### Stored dataset items
====================

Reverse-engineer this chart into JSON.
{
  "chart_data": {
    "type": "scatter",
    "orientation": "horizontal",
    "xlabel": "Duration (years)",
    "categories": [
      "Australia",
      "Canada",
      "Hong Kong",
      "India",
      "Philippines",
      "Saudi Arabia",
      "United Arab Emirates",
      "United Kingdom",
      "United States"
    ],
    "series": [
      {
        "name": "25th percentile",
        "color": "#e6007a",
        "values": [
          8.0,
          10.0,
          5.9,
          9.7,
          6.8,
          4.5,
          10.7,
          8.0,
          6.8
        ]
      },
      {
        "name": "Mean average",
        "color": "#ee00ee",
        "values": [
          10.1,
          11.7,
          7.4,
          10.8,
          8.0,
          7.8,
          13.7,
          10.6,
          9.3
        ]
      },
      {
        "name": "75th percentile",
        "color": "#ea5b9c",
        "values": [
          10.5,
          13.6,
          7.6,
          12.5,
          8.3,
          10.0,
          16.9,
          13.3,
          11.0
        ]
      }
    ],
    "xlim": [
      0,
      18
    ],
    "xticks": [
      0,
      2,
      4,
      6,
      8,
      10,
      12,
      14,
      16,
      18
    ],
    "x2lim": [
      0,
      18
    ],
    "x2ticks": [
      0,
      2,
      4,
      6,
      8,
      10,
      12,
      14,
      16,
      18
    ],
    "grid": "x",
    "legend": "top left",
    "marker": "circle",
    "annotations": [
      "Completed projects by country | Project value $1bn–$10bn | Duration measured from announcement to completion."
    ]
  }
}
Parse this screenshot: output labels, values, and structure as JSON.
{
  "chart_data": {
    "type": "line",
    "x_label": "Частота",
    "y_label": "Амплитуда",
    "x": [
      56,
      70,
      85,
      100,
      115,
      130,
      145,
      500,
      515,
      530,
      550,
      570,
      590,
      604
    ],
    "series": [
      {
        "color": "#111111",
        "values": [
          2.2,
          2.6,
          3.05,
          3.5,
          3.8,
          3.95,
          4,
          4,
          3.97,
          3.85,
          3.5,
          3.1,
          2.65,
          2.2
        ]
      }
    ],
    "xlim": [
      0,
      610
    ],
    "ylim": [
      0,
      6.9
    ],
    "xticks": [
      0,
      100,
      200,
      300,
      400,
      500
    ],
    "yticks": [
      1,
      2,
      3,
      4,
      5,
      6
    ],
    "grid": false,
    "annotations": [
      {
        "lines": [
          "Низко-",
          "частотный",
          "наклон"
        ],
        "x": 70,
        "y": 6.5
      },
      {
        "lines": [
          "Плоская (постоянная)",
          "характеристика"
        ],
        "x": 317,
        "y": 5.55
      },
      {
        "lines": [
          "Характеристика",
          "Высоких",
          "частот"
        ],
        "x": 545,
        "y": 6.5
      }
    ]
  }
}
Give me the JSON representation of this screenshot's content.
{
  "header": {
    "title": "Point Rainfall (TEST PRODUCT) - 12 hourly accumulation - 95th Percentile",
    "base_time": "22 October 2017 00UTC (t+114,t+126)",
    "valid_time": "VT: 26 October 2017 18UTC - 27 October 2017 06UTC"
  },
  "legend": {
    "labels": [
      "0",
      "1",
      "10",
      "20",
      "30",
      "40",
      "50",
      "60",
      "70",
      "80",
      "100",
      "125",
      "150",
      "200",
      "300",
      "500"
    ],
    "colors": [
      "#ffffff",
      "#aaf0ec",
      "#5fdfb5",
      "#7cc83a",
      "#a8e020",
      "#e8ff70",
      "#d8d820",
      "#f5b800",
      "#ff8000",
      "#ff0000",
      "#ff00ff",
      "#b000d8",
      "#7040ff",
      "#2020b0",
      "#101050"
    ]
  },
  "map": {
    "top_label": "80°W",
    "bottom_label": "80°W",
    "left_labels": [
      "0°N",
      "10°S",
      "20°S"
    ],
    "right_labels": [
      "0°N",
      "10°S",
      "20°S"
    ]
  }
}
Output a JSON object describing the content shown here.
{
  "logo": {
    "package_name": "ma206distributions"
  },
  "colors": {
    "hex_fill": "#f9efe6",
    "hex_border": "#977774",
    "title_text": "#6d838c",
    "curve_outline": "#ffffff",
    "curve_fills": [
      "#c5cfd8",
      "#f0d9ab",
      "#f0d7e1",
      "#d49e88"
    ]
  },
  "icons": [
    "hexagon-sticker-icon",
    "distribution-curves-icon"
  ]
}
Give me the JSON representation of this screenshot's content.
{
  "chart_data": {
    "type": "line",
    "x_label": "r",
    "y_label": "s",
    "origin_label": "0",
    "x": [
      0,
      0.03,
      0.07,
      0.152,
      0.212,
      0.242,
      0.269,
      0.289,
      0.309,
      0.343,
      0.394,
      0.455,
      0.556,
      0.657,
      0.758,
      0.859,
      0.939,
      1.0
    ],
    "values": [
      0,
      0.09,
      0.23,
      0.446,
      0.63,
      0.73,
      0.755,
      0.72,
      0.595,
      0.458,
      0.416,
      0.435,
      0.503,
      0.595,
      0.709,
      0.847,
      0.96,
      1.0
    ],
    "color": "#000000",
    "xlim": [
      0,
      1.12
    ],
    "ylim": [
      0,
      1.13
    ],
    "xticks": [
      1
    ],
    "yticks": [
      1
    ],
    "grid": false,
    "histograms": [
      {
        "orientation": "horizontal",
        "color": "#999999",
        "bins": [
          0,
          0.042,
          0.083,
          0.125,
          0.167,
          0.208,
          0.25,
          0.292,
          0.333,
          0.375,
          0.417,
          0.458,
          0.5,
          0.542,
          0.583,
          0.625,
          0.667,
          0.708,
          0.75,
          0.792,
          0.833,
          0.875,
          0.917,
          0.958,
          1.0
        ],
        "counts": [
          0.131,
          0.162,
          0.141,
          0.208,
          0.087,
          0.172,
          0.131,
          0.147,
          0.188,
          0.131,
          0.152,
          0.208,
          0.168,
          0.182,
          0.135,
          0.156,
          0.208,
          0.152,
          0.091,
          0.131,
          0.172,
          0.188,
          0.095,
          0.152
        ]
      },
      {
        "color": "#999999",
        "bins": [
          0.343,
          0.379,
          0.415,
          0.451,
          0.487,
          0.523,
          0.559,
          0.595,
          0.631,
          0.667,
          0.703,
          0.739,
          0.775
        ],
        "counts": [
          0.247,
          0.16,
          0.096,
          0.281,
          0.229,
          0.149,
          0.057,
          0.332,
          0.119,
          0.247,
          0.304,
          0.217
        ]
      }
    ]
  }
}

====================

### Job
The listing above should be transcribed in full, exactly as written.

### Written response
Reverse-engineer this chart into JSON.
{
  "chart_data": {
    "type": "scatter",
    "orientation": "horizontal",
    "xlabel": "Duration (years)",
    "categories": [
      "Australia",
      "Canada",
      "Hong Kong",
      "India",
      "Philippines",
      "Saudi Arabia",
      "United Arab Emirates",
      "United Kingdom",
      "United States"
    ],
    "series": [
      {
        "name": "25th percentile",
        "color": "#e6007a",
        "values": [
          8.0,
          10.0,
          5.9,
          9.7,
          6.8,
          4.5,
          10.7,
          8.0,
          6.8
        ]
      },
      {
        "name": "Mean average",
        "color": "#ee00ee",
        "values": [
          10.1,
          11.7,
          7.4,
          10.8,
          8.0,
          7.8,
          13.7,
          10.6,
          9.3
        ]
      },
      {
        "name": "75th percentile",
        "color": "#ea5b9c",
        "values": [
          10.5,
          13.6,
          7.6,
          12.5,
          8.3,
          10.0,
          16.9,
          13.3,
          11.0
        ]
      }
    ],
    "xlim": [
      0,
      18
    ],
    "xticks": [
      0,
      2,
      4,
      6,
      8,
      10,
      12,
      14,
      16,
      18
    ],
    "x2lim": [
      0,
      18
    ],
    "x2ticks": [
      0,
      2,
      4,
      6,
      8,
      10,
      12,
      14,
      16,
      18
    ],
    "grid": "x",
    "legend": "top left",
    "marker": "circle",
    "annotations": [
      "Completed projects by country | Project value $1bn–$10bn | Duration measured from announcement to completion."
    ]
  }
}
Parse this screenshot: output labels, values, and structure as JSON.
{
  "chart_data": {
    "type": "line",
    "x_label": "Частота",
    "y_label": "Амплитуда",
    "x": [
      56,
      70,
      85,
      100,
      115,
      130,
      145,
      500,
      515,
      530,
      550,
      570,
      590,
      604
    ],
    "series": [
      {
        "color": "#111111",
        "values": [
          2.2,
          2.6,
          3.05,
          3.5,
          3.8,
          3.95,
          4,
          4,
          3.97,
          3.85,
          3.5,
          3.1,
          2.65,
          2.2
        ]
      }
    ],
    "xlim": [
      0,
      610
    ],
    "ylim": [
      0,
      6.9
    ],
    "xticks": [
      0,
      100,
      200,
      300,
      400,
      500
    ],
    "yticks": [
      1,
      2,
      3,
      4,
      5,
      6
    ],
    "grid": false,
    "annotations": [
      {
        "lines": [
          "Низко-",
          "частотный",
          "наклон"
        ],
        "x": 70,
        "y": 6.5
      },
      {
        "lines": [
          "Плоская (постоянная)",
          "характеристика"
        ],
        "x": 317,
        "y": 5.55
      },
      {
        "lines": [
          "Характеристика",
          "Высоких",
          "частот"
        ],
        "x": 545,
        "y": 6.5
      }
    ]
  }
}
Give me the JSON representation of this screenshot's content.
{
  "header": {
    "title": "Point Rainfall (TEST PRODUCT) - 12 hourly accumulation - 95th Percentile",
    "base_time": "22 October 2017 00UTC (t+114,t+126)",
    "valid_time": "VT: 26 October 2017 18UTC - 27 October 2017 06UTC"
  },
  "legend": {
    "labels": [
      "0",
      "1",
      "10",
      "20",
      "30",
      "40",
      "50",
      "60",
      "70",
      "80",
      "100",
      "125",
      "150",
      "200",
      "300",
      "500"
    ],
    "colors": [
      "#ffffff",
      "#aaf0ec",
      "#5fdfb5",
      "#7cc83a",
      "#a8e020",
      "#e8ff70",
      "#d8d820",
      "#f5b800",
      "#ff8000",
      "#ff0000",
      "#ff00ff",
      "#b000d8",
      "#7040ff",
      "#2020b0",
      "#101050"
    ]
  },
  "map": {
    "top_label": "80°W",
    "bottom_label": "80°W",
    "left_labels": [
      "0°N",
      "10°S",
      "20°S"
    ],
    "right_labels": [
      "0°N",
      "10°S",
      "20°S"
    ]
  }
}
Output a JSON object describing the content shown here.
{
  "logo": {
    "package_name": "ma206distributions"
  },
  "colors": {
    "hex_fill": "#f9efe6",
    "hex_border": "#977774",
    "title_text": "#6d838c",
    "curve_outline": "#ffffff",
    "curve_fills": [
      "#c5cfd8",
      "#f0d9ab",
      "#f0d7e1",
      "#d49e88"
    ]
  },
  "icons": [
    "hexagon-sticker-icon",
    "distribution-curves-icon"
  ]
}
Give me the JSON representation of this screenshot's content.
{
  "chart_data": {
    "type": "line",
    "x_label": "r",
    "y_label": "s",
    "origin_label": "0",
    "x": [
      0,
      0.03,
      0.07,
      0.152,
      0.212,
      0.242,
      0.269,
      0.289,
      0.309,
      0.343,
      0.394,
      0.455,
      0.556,
      0.657,
      0.758,
      0.859,
      0.939,
      1.0
    ],
    "values": [
      0,
      0.09,
      0.23,
      0.446,
      0.63,
      0.73,
      0.755,
      0.72,
      0.595,
      0.458,
      0.416,
      0.435,
      0.503,
      0.595,
      0.709,
      0.847,
      0.96,
      1.0
    ],
    "color": "#000000",
    "xlim": [
      0,
      1.12
    ],
    "ylim": [
      0,
      1.13
    ],
    "xticks": [
      1
    ],
    "yticks": [
      1
    ],
    "grid": false,
    "histograms": [
      {
        "orientation": "horizontal",
        "color": "#999999",
        "bins": [
          0,
          0.042,
          0.083,
          0.125,
          0.167,
          0.208,
          0.25,
          0.292,
          0.333,
          0.375,
          0.417,
          0.458,
          0.5,
          0.542,
          0.583,
          0.625,
          0.667,
          0.708,
          0.75,
          0.792,
          0.833,
          0.875,
          0.917,
          0.958,
          1.0
        ],
        "counts": [
          0.131,
          0.162,
          0.141,
          0.208,
          0.087,
          0.172,
          0.131,
          0.147,
          0.188,
          0.131,
          0.152,
          0.208,
          0.168,
          0.182,
          0.135,
          0.156,
          0.208,
          0.152,
          0.091,
          0.131,
          0.172,
          0.188,
          0.095,
          0.152
        ]
      },
      {
        "color": "#999999",
        "bins": [
          0.343,
          0.379,
          0.415,
          0.451,
          0.487,
          0.523,
          0.559,
          0.595,
          0.631,
          0.667,
          0.703,
          0.739,
          0.775
        ],
        "counts": [
          0.247,
          0.16,
          0.096,
          0.281,
          0.229,
          0.149,
          0.057,
          0.332,
          0.119,
          0.247,
          0.304,
          0.217
        ]
      }
    ]
  }
}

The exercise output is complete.